— begin Dataset entries —

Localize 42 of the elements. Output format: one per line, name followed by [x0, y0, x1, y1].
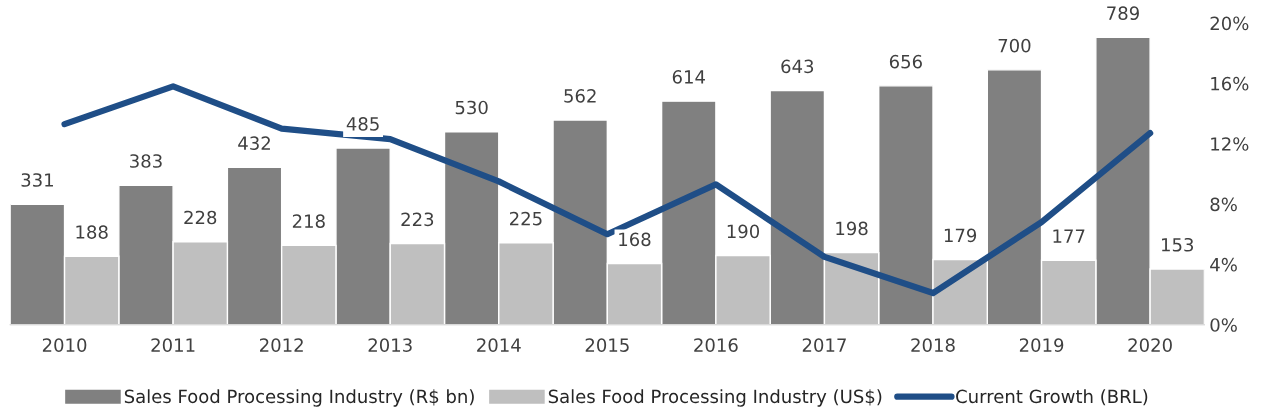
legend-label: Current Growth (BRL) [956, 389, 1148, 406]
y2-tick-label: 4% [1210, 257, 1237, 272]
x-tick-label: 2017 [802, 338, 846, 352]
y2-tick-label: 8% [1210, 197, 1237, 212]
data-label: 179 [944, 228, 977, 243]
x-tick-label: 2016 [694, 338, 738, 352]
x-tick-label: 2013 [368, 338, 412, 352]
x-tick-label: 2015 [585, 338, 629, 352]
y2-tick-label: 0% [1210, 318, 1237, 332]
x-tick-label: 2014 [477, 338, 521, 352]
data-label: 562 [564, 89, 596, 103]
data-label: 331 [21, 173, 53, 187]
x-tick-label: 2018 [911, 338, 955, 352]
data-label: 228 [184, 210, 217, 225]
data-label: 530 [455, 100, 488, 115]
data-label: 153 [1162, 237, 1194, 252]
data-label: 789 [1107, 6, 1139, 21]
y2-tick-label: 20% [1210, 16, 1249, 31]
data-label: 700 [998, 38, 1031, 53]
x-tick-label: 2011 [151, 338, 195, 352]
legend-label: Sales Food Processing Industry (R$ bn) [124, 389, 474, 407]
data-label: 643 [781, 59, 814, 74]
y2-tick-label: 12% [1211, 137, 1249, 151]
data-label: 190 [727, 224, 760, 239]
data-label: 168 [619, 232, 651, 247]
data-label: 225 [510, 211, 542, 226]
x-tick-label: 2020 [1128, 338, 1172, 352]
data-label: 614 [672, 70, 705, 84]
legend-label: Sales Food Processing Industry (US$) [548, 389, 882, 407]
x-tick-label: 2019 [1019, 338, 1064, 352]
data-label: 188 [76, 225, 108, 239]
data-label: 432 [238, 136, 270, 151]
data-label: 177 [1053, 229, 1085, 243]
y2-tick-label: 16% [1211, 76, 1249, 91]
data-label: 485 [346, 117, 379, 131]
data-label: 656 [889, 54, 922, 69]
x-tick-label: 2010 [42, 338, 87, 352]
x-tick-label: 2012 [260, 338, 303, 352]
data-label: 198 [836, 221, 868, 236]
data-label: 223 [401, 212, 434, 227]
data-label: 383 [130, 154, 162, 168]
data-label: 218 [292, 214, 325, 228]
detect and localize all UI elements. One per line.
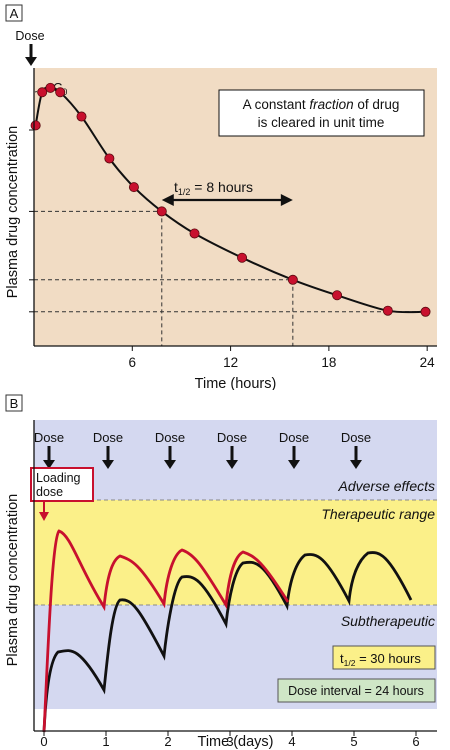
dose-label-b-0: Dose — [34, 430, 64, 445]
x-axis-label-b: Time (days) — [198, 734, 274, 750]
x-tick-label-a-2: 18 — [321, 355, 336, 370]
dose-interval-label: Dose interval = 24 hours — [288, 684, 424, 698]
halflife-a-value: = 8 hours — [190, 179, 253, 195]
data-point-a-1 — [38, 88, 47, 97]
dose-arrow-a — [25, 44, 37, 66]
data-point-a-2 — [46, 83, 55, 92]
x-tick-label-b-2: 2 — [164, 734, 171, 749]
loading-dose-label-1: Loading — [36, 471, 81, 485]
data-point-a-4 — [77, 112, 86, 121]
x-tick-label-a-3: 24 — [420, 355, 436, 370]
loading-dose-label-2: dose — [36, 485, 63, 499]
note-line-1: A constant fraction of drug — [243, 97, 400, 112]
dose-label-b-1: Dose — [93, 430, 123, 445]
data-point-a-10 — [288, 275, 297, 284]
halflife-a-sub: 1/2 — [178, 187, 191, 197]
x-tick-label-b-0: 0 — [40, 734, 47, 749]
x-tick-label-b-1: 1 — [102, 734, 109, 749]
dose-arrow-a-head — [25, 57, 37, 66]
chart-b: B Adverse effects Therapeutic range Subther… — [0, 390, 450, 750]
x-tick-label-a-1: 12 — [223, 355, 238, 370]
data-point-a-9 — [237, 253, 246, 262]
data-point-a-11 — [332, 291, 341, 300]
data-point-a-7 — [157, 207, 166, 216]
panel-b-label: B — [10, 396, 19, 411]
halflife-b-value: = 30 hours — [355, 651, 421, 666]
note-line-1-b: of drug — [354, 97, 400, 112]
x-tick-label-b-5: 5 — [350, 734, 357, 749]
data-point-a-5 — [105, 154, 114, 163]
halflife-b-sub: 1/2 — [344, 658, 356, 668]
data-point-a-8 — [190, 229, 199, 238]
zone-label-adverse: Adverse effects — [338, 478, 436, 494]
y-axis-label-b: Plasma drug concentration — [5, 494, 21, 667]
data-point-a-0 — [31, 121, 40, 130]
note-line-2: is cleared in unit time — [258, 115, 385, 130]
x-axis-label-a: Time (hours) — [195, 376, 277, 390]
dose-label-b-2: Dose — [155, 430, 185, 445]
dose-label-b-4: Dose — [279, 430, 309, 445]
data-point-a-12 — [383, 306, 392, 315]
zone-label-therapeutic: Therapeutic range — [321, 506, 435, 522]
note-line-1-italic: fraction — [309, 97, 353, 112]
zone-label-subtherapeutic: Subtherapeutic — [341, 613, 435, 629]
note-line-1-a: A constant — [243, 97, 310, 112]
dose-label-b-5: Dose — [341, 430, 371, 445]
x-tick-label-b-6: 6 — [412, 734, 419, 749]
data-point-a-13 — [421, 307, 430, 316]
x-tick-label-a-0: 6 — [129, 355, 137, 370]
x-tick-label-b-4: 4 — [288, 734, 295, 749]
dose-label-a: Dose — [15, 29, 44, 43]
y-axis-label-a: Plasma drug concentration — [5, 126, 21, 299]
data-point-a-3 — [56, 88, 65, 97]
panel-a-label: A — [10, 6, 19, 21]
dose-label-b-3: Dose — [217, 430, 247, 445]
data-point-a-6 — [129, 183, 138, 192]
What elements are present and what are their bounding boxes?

— end Dataset entries —
— begin Dataset entries —

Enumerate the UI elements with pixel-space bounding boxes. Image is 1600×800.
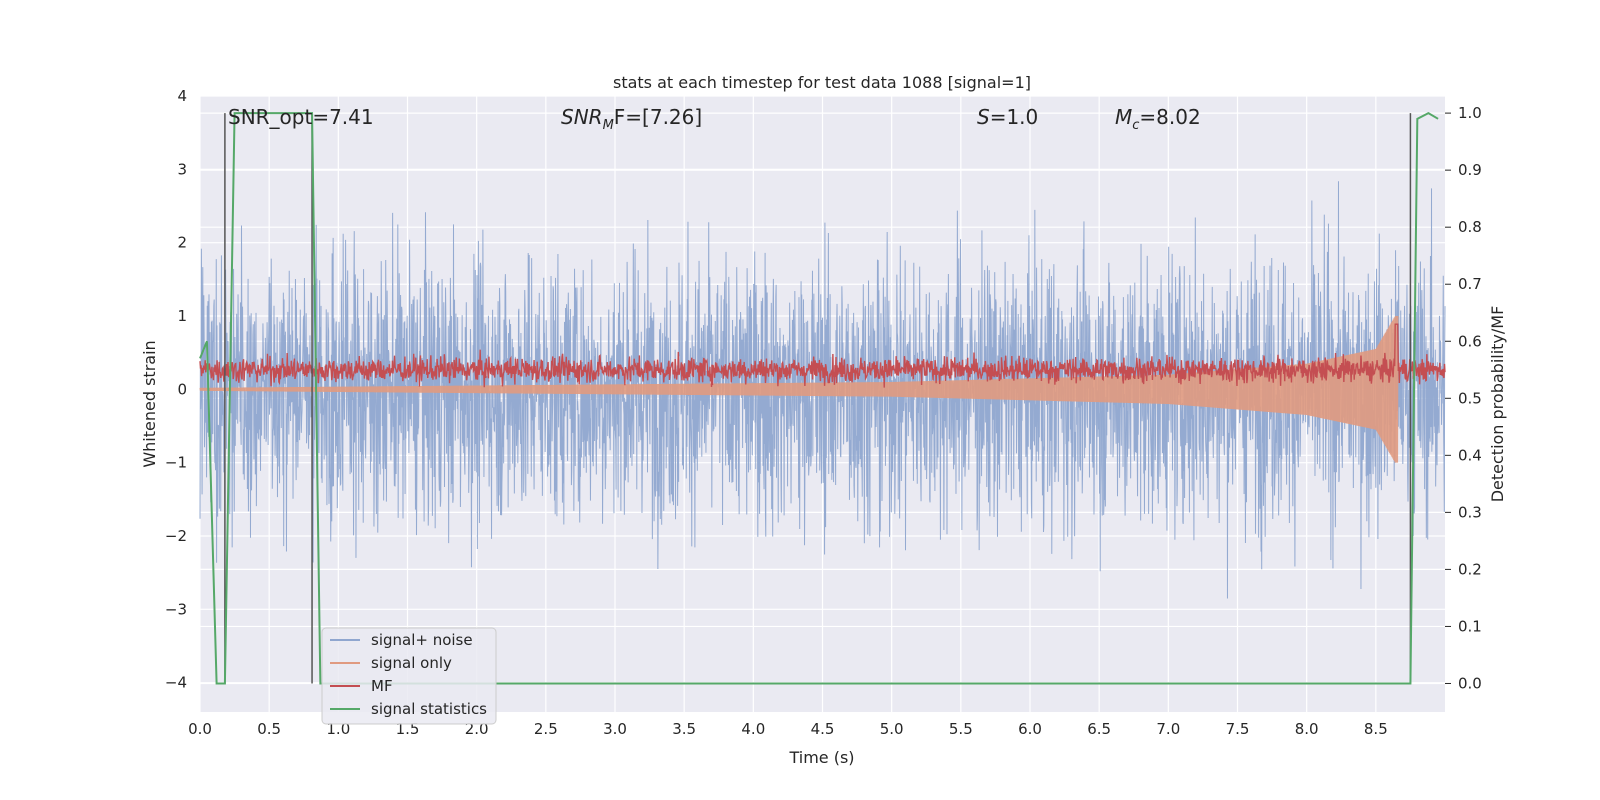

— end Dataset entries —

- [What the exercise asks]: Pick out every line in the entries above that contains the word "hours", matching its case exactly, and copy each one.

- [The result]:
dose-interval-label: Dose interval = 24 hours — [288, 684, 424, 698]
halflife-a-value: = 8 hours — [190, 179, 253, 195]
halflife-b-value: = 30 hours — [355, 651, 421, 666]
x-axis-label-a: Time (hours) — [195, 376, 277, 390]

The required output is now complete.